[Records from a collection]
========================================================================
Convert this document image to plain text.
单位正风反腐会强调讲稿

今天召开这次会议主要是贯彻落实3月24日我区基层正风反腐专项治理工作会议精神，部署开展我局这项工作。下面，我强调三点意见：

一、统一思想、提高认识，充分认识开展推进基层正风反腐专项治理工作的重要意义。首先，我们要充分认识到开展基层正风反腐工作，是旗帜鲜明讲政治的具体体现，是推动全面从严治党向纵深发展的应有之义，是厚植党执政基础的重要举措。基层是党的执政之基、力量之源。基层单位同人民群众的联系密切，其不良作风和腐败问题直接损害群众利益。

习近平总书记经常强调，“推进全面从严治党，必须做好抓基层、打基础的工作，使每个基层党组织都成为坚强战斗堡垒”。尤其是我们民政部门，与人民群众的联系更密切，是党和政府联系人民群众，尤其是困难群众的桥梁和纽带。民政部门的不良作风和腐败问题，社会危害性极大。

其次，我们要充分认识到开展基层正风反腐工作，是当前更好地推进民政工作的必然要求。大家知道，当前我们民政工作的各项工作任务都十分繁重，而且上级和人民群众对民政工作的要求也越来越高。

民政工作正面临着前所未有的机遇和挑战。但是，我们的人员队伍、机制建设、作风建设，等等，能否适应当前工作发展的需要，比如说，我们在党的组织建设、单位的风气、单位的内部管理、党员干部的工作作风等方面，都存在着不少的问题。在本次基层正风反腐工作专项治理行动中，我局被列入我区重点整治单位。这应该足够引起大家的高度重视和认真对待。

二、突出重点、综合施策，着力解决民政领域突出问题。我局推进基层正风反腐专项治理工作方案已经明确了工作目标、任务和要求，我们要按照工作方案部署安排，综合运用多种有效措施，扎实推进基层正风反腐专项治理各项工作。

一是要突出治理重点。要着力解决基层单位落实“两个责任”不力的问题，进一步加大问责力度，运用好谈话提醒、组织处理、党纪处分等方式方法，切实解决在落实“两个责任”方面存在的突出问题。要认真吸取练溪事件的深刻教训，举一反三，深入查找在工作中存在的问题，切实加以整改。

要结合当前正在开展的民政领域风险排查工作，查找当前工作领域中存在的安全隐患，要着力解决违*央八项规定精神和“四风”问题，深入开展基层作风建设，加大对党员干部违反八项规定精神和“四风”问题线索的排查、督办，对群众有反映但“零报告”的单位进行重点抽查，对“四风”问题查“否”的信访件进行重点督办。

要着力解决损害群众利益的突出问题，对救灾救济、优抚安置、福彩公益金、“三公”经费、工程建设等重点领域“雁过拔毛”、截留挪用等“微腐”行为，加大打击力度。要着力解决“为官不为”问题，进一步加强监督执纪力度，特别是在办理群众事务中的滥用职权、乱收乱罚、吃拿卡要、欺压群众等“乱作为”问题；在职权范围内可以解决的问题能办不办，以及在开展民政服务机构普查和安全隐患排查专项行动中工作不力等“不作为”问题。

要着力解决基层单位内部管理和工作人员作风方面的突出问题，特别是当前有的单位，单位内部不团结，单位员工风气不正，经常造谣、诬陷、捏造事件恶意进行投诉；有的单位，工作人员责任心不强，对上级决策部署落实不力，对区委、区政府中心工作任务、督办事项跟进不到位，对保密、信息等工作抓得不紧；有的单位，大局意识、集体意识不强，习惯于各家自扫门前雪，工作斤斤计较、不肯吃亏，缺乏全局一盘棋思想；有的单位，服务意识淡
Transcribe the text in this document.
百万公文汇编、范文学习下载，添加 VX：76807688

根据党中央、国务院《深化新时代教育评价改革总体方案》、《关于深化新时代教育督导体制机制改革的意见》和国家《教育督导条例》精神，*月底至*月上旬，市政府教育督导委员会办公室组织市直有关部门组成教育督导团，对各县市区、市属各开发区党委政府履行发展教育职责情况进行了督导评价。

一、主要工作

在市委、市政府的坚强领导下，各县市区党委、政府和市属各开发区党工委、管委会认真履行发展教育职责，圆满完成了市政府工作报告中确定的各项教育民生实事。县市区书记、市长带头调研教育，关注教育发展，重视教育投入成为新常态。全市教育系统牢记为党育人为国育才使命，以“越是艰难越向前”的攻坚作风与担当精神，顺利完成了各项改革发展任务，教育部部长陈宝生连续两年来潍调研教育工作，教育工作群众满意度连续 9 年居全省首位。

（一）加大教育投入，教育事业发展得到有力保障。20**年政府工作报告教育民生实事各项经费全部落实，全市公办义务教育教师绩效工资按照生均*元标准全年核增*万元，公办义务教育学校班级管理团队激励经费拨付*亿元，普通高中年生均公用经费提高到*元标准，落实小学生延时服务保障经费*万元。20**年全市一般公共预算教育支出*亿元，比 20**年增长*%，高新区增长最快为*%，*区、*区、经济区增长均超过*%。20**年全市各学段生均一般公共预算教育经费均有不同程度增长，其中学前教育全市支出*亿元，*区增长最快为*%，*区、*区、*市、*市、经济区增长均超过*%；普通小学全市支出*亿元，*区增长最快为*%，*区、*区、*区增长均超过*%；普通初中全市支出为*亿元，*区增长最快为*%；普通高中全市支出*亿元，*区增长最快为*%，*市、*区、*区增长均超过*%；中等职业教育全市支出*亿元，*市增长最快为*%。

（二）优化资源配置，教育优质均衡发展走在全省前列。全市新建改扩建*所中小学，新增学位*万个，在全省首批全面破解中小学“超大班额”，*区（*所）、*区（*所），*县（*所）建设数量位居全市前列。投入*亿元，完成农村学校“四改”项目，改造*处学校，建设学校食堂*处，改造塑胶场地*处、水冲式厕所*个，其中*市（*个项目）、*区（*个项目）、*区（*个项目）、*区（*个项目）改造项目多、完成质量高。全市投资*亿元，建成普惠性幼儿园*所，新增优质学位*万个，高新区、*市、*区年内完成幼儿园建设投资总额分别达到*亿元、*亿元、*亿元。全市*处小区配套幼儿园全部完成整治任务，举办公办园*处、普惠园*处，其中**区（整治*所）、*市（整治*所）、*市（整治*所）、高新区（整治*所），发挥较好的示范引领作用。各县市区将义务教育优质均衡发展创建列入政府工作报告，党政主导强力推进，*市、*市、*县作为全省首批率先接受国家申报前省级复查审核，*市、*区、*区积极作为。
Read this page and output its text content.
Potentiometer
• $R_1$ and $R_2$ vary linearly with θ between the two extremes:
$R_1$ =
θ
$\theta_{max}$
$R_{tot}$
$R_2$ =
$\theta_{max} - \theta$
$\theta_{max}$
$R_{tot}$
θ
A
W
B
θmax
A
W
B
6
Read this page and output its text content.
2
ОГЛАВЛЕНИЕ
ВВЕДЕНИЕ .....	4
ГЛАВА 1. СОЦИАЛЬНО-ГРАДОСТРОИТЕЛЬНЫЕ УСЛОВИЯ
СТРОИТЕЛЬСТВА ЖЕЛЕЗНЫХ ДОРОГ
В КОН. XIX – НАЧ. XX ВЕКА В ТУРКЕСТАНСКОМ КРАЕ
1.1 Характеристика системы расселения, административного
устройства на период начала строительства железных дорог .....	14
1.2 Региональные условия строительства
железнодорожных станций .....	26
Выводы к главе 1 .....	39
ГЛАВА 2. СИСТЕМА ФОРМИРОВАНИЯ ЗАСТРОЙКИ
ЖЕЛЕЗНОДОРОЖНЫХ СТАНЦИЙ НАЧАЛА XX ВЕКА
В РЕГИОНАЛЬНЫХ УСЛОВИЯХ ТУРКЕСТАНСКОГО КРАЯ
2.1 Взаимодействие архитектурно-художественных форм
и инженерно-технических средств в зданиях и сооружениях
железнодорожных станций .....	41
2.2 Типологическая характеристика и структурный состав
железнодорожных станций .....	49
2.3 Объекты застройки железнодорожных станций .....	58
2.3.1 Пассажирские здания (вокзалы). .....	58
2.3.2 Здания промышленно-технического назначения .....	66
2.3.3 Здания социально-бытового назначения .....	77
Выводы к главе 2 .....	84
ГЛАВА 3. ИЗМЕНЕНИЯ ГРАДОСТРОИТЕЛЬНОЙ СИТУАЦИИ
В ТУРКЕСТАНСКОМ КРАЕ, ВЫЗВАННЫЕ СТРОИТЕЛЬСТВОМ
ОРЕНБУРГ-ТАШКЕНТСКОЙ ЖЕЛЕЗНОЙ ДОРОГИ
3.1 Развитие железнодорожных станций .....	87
========================================================================
Return all lines containing the word "document".

● **SOLUTION TO THE PROBLEM**:
Convert this document image to plain text.
Transcribe the text in this document.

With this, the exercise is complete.